**GOAL**
Can you pull out each line of the data below that includes the word "Deckkraft"?

**RECORDS FOR PROCESSING**
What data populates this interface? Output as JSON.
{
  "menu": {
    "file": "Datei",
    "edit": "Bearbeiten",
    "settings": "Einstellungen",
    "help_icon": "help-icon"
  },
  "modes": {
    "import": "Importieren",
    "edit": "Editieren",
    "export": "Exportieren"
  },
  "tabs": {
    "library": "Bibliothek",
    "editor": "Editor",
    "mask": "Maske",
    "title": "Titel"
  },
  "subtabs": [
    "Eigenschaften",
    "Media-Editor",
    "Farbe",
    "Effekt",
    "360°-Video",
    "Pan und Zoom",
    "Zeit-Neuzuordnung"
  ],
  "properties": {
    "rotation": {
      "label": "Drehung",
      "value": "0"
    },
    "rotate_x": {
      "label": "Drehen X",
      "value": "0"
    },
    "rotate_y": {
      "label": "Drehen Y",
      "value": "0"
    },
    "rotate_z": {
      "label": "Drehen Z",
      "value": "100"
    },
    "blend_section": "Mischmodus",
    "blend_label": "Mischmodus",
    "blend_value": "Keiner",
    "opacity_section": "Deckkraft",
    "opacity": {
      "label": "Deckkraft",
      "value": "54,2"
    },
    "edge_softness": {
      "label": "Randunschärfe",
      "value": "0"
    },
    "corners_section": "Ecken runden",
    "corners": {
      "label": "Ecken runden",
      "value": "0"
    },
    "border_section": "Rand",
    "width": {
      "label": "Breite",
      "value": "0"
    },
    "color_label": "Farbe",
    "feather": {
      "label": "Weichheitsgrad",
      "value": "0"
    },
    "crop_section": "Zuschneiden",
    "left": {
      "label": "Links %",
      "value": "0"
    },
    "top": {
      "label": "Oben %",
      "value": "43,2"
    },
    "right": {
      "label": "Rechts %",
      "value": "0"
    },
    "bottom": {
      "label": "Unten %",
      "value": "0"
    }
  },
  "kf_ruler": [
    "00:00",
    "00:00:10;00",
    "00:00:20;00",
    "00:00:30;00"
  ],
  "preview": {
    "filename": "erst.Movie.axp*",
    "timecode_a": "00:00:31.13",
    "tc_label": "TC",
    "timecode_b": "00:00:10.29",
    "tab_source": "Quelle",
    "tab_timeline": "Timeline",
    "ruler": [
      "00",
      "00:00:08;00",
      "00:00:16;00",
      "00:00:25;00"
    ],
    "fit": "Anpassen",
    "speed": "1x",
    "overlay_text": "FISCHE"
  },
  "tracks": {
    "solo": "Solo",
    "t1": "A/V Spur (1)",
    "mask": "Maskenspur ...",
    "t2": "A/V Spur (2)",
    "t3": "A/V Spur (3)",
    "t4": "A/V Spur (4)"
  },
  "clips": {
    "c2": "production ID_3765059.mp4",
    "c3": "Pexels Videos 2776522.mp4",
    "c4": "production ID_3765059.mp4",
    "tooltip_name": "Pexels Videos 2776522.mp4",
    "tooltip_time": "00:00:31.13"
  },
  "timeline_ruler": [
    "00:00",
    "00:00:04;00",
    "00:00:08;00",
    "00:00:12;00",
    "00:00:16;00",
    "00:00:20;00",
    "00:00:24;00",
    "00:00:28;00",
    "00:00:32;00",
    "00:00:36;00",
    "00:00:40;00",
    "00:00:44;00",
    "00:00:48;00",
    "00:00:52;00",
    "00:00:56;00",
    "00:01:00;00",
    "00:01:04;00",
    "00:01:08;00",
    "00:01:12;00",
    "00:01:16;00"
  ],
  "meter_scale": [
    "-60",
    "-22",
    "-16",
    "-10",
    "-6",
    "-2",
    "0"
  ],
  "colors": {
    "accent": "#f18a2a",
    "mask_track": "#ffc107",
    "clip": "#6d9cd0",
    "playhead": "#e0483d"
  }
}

**EXERCISE SOLUTION**
    "opacity_section": "Deckkraft",
      "label": "Deckkraft",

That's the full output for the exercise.